■ Document text ■

Artificial womb technology breaks its four minute mile

Artificial womb technology breaks its 4 minute mile
Researchers Matt Kemp and Haruo Usuda. Credit: Women & Infants Research Foundation

A major advancement in pioneering technology based around the use of an artificial womb to save extremely premature babies is being hailed as a medical and biotechnological breakthrough. Recently published in the American Journal of Obstetrics & Gynecology, the study presents world-first data demonstrating the ability of an artificial placenta-based life support platform to maintain extremely preterm lamb fetuses (600 to 700g); equivalent to a human fetus at 24 weeks of gestation.

Head of WIRF's Perinatal Research Laboratories, Associate Professor Matt Kemp, said that whilst previous research had demonstrated the feasibility of extended survival with artificial placenta technology in late preterm fetuses, there was no published evidence that demonstrated the use of the platform to support extremely preterm fetuses—the eventual clinical target of this technology.

■ Data provided ■
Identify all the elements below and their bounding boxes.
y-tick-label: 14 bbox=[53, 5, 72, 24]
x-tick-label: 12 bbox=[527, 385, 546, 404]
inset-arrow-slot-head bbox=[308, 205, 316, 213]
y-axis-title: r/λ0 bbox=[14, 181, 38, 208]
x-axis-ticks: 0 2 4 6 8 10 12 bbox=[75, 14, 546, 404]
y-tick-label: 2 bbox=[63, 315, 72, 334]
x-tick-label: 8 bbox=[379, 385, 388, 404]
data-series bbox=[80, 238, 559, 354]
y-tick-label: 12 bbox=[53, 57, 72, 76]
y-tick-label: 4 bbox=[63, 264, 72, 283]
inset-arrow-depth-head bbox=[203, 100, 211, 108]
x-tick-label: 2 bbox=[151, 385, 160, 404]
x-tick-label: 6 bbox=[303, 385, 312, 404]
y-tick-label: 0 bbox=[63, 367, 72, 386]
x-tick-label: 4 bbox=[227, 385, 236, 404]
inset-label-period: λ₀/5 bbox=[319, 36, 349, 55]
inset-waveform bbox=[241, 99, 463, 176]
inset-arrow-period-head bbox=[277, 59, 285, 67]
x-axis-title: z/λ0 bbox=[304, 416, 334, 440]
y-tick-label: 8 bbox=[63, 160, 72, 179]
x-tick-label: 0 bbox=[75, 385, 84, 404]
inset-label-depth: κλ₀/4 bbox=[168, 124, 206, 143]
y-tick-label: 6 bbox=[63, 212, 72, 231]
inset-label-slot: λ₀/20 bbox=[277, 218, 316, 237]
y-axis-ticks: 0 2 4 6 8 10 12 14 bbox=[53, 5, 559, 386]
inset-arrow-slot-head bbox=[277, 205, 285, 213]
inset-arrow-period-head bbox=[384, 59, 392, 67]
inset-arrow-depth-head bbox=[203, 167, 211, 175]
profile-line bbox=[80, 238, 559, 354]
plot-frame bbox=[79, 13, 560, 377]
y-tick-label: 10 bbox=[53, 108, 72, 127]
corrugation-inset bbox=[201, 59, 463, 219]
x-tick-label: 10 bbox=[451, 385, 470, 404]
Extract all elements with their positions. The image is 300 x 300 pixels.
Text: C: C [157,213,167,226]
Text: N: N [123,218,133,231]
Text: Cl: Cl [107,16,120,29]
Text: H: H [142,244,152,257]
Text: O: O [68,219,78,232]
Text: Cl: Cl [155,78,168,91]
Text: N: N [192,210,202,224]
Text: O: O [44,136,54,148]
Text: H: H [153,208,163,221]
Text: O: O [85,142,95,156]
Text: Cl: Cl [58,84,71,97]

■ Activities ■
1. In which journal was the artificial womb study published?
2. List every person and every organization named in the artificial womb article, counting the journal as an organization.
3. Retype the artificial womb article from "Artificial womb technology breaks its 4" to "weeks of gestation." with no changes.

■ Answers per task ■
1. The American Journal of Obstetrics & Gynecology.

2.
- Matt Kemp
- Haruo Usuda
- Women & Infants Research Foundation (WIRF)
- American Journal of Obstetrics & Gynecology
- WIRF's Perinatal Research Laboratories

3.
Artificial womb technology breaks its 4 minute mile
Researchers Matt Kemp and Haruo Usuda. Credit: Women & Infants Research Foundation

A major advancement in pioneering technology based around the use of an artificial womb to save extremely premature babies is being hailed as a medical and biotechnological breakthrough. Recently published in the American Journal of Obstetrics & Gynecology, the study presents world-first data demonstrating the ability of an artificial placenta-based life support platform to maintain extremely preterm lamb fetuses (600 to 700g); equivalent to a human fetus at 24 weeks of gestation.